[Recorded data]
== == ==
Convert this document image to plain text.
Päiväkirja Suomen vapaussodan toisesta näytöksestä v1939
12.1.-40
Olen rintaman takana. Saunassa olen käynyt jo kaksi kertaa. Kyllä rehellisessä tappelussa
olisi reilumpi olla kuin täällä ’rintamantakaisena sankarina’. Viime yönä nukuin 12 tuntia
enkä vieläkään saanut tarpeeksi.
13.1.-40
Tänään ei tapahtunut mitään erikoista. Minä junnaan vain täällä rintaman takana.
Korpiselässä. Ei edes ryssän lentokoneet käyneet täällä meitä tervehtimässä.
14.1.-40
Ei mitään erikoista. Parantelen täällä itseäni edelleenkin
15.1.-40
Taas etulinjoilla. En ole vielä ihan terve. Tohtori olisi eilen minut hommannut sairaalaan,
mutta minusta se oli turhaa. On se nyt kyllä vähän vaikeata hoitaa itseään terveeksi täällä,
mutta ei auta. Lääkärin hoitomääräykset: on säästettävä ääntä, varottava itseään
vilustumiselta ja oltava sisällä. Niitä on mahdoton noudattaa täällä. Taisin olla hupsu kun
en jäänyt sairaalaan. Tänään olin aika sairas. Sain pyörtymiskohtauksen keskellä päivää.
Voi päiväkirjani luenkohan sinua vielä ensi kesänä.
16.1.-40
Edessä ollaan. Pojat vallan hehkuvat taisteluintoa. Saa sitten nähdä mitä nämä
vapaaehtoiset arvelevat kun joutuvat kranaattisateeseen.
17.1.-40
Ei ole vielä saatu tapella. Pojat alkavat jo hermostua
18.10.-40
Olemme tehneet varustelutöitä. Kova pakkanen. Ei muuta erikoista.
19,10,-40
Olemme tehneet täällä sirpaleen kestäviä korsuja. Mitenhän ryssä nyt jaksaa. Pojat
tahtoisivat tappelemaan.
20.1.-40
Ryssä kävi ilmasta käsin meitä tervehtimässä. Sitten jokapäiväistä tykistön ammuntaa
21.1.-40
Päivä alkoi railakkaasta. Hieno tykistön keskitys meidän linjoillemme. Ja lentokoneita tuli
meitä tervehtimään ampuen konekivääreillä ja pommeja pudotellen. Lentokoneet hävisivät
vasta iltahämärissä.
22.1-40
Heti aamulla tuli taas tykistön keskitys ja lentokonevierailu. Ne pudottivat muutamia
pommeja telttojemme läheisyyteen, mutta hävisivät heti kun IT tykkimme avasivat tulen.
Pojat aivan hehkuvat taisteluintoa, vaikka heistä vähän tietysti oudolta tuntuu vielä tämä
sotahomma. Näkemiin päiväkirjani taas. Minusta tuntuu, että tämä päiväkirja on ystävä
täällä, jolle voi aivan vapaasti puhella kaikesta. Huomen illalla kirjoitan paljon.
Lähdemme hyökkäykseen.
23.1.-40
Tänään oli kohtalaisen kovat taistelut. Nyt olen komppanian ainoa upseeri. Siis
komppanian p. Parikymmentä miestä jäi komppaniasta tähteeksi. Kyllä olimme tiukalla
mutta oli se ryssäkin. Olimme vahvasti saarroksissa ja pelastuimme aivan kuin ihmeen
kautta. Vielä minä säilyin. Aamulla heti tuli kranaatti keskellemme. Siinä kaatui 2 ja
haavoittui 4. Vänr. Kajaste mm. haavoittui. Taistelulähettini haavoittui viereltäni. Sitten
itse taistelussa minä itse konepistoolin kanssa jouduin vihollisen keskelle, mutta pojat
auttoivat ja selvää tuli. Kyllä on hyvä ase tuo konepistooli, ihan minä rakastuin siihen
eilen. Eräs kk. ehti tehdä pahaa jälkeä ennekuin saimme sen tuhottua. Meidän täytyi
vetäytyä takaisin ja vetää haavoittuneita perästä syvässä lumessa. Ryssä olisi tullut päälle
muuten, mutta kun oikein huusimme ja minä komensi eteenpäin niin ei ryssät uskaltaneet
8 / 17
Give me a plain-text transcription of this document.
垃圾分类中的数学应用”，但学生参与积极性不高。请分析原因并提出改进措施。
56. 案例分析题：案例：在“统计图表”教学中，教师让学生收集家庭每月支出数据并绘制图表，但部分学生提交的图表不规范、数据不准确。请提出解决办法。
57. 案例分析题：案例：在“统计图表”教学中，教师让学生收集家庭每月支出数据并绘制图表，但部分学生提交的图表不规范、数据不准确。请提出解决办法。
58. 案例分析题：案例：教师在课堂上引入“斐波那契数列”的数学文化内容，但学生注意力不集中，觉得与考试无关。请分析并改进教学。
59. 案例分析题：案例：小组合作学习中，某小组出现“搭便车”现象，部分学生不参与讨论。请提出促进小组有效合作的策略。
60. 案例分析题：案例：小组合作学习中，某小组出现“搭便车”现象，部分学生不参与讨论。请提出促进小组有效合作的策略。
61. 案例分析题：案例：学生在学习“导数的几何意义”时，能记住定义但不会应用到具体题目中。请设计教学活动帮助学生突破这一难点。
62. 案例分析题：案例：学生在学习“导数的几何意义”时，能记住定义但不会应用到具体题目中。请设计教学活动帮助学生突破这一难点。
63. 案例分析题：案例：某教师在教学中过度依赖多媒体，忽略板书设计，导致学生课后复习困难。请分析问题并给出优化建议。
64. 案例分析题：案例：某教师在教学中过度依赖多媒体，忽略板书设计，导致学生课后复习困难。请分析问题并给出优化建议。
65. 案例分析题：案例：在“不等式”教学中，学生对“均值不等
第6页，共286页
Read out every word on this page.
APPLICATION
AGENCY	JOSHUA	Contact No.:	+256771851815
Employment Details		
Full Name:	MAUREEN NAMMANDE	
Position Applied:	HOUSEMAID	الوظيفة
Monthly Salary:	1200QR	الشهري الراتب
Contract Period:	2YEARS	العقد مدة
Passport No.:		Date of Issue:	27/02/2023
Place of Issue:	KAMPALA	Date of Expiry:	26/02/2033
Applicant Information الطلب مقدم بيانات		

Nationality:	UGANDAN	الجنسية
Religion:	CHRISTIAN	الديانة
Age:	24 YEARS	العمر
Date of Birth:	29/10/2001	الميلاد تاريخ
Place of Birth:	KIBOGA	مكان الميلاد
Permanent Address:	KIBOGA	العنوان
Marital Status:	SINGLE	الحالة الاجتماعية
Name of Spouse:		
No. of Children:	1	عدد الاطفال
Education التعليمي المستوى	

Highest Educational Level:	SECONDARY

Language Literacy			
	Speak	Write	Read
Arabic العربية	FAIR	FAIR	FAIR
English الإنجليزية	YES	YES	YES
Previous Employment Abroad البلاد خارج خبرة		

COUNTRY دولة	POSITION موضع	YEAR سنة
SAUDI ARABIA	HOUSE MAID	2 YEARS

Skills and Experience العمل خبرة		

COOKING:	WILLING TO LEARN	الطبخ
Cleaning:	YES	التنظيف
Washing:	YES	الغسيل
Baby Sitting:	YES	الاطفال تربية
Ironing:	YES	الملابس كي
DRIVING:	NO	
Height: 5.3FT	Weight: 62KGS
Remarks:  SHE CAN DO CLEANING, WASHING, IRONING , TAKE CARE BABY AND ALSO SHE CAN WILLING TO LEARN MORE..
== == ==
Exercise brief:
Lines containing the word "部分学生不参与讨论" are to be counted in the listing; state their number alone.

Task solution:
2